*YOUR INSTRUCTIONS*
Within the material below, find each line bearing the word "ylabel" and present it.

*Figure collection entries*
Begin

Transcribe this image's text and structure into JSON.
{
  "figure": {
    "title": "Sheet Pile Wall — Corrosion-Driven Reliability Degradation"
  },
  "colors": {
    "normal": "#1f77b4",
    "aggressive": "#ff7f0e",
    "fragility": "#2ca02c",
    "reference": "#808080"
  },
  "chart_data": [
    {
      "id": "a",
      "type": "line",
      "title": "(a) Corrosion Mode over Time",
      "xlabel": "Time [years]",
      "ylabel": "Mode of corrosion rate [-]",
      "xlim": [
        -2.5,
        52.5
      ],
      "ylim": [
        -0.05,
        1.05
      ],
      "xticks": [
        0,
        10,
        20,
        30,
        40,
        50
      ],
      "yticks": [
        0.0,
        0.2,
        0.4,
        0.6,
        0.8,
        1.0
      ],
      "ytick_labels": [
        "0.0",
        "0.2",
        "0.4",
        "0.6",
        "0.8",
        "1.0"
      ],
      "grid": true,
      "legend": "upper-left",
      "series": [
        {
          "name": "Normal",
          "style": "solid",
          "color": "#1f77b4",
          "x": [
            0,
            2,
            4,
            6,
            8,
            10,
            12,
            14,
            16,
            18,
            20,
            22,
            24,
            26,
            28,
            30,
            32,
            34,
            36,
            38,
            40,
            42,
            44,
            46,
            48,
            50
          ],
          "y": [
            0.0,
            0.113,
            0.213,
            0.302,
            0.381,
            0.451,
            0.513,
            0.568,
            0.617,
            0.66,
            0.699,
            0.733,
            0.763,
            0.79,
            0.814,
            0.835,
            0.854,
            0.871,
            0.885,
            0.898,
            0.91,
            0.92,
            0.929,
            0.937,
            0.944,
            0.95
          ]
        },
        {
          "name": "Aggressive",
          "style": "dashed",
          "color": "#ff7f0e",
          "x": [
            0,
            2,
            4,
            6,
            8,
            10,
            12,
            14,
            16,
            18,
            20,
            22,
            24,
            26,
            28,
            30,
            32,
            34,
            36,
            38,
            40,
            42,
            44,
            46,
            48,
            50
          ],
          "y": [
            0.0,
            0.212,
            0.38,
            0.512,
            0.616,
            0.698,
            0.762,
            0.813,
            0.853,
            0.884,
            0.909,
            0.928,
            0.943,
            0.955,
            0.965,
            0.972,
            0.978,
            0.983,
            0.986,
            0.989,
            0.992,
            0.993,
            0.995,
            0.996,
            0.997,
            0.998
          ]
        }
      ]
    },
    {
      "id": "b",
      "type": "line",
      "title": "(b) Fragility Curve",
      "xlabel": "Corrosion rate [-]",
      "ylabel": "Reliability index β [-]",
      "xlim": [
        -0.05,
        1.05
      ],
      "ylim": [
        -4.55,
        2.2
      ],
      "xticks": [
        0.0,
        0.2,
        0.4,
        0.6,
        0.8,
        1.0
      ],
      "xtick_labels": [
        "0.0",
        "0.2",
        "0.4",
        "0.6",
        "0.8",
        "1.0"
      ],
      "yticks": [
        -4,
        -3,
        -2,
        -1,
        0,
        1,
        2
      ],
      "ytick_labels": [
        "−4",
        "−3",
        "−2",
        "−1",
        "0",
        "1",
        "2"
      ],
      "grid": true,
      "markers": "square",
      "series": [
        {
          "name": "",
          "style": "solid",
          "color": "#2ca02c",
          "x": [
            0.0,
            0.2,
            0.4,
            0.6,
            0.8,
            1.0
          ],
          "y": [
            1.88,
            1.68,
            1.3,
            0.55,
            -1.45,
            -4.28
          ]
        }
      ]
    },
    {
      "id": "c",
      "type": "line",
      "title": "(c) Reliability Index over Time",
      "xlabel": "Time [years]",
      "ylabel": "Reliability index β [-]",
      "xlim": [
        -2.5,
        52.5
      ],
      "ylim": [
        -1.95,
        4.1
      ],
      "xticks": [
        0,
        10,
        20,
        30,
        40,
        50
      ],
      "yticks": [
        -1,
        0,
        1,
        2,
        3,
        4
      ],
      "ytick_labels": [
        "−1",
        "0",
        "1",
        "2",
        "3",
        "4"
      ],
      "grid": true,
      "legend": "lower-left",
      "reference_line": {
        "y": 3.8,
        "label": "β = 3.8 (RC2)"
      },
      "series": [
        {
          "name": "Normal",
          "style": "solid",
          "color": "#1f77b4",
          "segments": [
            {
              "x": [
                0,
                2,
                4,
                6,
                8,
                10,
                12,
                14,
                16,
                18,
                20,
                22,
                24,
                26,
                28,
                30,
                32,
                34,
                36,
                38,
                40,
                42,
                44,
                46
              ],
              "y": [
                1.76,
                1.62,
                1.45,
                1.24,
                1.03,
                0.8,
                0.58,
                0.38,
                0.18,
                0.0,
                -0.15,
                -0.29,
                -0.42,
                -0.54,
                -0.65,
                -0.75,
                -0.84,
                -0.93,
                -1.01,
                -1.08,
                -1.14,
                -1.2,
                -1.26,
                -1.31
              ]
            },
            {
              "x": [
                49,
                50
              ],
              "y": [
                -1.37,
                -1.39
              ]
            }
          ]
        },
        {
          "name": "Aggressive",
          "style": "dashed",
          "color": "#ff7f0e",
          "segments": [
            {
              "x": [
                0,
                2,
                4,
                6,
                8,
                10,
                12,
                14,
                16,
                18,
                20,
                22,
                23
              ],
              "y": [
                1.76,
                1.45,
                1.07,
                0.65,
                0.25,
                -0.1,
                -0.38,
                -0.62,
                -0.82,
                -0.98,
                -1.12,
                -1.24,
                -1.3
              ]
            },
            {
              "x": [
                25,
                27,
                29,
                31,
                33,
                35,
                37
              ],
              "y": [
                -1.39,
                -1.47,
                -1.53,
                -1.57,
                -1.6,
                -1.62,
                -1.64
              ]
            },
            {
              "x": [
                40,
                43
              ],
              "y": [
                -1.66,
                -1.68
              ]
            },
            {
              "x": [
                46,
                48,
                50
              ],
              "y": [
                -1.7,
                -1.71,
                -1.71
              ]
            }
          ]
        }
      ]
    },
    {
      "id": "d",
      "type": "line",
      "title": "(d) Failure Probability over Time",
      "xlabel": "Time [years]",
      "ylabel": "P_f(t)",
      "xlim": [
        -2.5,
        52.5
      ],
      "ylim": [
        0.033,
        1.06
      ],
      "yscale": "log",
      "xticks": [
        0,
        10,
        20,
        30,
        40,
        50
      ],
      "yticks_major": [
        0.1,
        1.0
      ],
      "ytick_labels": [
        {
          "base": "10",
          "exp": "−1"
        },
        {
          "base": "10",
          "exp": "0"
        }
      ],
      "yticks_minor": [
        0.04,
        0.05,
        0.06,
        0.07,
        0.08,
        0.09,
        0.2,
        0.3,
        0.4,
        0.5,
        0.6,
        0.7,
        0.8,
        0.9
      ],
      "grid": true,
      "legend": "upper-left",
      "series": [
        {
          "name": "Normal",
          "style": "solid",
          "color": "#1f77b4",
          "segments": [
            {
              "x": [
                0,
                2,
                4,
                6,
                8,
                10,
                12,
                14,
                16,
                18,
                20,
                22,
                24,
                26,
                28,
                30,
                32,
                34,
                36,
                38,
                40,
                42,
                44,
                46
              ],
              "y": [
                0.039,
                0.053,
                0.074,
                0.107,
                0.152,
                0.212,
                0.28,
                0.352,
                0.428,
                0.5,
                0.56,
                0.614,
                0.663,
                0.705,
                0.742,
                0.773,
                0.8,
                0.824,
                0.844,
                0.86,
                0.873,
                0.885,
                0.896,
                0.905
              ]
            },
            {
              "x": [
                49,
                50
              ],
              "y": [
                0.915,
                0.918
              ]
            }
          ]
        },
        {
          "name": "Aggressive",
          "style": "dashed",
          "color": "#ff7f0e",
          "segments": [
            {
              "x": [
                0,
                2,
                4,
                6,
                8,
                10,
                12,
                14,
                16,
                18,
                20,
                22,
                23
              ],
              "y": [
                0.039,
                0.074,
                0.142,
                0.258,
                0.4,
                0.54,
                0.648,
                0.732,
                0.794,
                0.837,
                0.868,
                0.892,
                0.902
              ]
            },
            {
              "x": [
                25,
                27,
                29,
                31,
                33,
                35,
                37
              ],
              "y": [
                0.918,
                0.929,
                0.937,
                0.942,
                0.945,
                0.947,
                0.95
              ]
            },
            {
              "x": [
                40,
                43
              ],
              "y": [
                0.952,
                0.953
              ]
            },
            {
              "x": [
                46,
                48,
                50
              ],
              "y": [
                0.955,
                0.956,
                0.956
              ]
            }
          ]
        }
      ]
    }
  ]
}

End
Begin

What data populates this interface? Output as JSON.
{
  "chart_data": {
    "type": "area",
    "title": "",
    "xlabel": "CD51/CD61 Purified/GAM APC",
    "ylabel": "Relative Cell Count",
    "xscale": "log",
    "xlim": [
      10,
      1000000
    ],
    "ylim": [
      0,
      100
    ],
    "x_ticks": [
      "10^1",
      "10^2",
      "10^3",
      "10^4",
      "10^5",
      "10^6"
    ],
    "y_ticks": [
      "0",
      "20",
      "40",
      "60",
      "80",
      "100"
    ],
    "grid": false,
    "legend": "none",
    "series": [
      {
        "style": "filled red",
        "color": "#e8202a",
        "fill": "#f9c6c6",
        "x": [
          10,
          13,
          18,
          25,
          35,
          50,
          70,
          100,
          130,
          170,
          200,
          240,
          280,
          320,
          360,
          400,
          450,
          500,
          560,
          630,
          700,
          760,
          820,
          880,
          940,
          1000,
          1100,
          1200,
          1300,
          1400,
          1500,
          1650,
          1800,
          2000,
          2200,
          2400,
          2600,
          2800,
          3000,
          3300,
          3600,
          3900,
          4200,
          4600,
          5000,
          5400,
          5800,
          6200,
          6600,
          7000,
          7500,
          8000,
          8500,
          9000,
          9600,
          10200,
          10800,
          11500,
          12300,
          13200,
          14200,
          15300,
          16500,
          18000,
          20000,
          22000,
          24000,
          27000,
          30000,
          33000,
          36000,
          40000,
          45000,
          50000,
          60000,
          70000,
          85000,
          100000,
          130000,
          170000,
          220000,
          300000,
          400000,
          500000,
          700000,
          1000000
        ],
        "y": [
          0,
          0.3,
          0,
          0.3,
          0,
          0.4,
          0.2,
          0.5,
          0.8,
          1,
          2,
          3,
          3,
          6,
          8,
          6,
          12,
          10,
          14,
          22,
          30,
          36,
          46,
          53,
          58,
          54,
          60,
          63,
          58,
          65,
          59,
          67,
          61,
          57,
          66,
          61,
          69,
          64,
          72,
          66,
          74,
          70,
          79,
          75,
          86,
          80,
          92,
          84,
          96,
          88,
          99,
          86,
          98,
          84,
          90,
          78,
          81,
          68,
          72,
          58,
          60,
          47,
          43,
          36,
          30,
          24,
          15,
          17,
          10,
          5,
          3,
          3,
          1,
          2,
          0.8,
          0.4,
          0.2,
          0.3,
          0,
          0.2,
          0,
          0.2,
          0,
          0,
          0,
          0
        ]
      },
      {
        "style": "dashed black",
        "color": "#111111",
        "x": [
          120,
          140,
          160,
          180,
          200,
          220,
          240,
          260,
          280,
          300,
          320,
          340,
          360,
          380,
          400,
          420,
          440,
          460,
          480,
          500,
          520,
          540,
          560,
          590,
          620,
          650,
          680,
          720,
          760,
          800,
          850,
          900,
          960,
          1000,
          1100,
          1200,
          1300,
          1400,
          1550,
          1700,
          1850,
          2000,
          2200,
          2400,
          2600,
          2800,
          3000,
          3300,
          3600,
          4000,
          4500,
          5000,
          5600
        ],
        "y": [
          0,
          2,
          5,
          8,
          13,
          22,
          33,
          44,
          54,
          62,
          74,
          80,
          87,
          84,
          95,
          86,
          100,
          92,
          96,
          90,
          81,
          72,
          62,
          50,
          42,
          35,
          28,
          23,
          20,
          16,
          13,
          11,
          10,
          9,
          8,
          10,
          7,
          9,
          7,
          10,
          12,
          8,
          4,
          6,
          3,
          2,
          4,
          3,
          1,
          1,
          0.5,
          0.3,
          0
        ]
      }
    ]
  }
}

End

*COMPLETED TASK*
      "ylabel": "Mode of corrosion rate [-]",
      "ylabel": "Reliability index β [-]",
      "ylabel": "Reliability index β [-]",
      "ylabel": "P_f(t)",
    "ylabel": "Relative Cell Count",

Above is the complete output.